Work to do
In the lines below, how many hold the word "kami"? Answer only with the number.
══ Data provided ══
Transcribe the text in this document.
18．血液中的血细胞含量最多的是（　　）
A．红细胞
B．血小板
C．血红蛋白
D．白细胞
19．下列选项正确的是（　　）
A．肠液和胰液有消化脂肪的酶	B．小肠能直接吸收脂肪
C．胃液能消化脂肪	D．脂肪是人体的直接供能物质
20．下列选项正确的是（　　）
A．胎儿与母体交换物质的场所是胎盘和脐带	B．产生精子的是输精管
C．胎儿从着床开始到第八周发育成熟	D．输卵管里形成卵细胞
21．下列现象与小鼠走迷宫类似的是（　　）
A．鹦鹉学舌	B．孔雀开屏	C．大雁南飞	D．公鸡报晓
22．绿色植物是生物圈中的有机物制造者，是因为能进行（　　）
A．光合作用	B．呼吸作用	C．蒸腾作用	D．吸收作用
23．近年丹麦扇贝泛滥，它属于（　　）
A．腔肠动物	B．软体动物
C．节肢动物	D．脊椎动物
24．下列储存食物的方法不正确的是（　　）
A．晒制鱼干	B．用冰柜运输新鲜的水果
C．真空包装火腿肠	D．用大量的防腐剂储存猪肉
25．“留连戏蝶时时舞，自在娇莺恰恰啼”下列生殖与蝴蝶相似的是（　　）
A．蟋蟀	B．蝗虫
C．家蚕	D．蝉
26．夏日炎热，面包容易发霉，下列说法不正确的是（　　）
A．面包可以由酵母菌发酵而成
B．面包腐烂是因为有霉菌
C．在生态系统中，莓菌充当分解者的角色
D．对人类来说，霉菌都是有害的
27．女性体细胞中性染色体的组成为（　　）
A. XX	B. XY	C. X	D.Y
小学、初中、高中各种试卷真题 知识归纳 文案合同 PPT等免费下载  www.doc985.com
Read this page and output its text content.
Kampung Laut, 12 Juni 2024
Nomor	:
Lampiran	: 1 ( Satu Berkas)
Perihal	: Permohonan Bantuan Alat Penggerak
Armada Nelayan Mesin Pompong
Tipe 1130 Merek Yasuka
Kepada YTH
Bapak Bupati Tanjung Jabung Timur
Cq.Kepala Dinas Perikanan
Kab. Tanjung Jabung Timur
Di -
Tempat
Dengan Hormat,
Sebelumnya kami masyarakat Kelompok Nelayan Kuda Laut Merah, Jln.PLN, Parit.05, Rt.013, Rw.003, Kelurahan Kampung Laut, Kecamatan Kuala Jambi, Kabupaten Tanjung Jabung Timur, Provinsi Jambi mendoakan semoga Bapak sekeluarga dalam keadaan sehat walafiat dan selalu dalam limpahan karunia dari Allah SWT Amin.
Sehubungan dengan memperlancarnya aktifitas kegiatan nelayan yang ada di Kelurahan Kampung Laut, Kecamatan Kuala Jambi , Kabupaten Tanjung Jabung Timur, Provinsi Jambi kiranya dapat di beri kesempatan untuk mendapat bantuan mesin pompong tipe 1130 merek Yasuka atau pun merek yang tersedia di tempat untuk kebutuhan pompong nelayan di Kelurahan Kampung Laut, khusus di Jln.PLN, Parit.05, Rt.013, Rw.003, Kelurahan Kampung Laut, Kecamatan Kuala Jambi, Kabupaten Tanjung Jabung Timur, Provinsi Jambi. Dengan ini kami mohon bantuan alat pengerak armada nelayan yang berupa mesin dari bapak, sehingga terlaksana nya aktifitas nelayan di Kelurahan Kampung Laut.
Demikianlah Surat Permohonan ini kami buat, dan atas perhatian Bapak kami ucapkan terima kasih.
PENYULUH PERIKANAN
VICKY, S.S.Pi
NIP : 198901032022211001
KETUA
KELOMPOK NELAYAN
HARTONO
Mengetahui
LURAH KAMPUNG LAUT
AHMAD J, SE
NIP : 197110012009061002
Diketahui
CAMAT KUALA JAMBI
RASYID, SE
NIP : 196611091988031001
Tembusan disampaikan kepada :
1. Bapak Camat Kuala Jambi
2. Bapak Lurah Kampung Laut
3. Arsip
═══
Full response
3